→ **REQUIRED TASK**
Would it be possible to write out each entry below exactly, without the pictures?

-- Begin --

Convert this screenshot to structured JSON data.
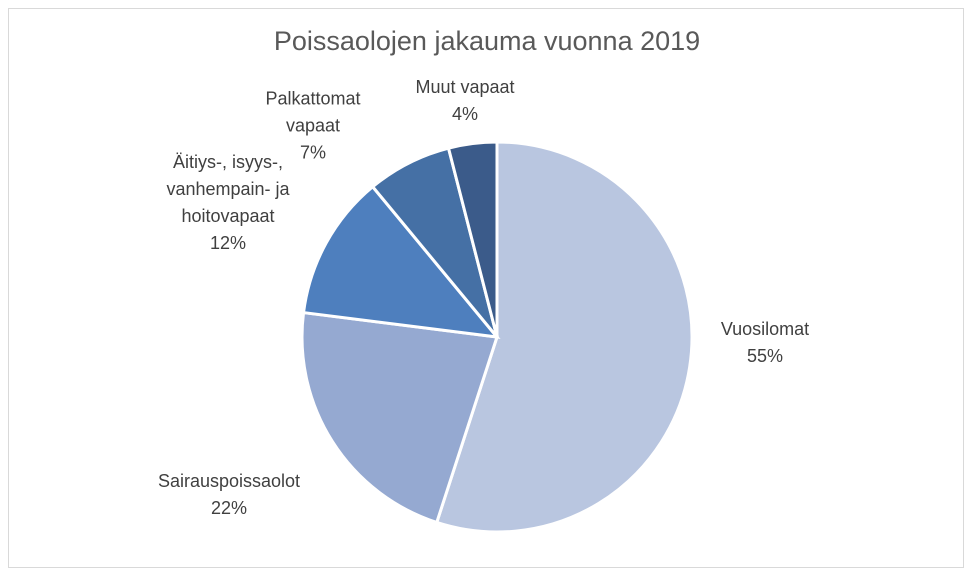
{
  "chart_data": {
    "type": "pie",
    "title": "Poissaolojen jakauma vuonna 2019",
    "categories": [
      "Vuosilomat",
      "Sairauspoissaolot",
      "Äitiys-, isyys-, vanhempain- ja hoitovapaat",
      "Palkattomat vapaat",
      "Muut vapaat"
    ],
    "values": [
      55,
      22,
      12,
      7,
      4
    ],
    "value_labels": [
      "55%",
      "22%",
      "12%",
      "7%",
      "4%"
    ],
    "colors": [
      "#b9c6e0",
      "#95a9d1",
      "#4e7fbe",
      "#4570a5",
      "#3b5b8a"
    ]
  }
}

-- End --

→ **SOLUTION**
Convert this screenshot to structured JSON data.
{
  "chart_data": {
    "type": "pie",
    "title": "Poissaolojen jakauma vuonna 2019",
    "categories": [
      "Vuosilomat",
      "Sairauspoissaolot",
      "Äitiys-, isyys-, vanhempain- ja hoitovapaat",
      "Palkattomat vapaat",
      "Muut vapaat"
    ],
    "values": [
      55,
      22,
      12,
      7,
      4
    ],
    "value_labels": [
      "55%",
      "22%",
      "12%",
      "7%",
      "4%"
    ],
    "colors": [
      "#b9c6e0",
      "#95a9d1",
      "#4e7fbe",
      "#4570a5",
      "#3b5b8a"
    ]
  }
}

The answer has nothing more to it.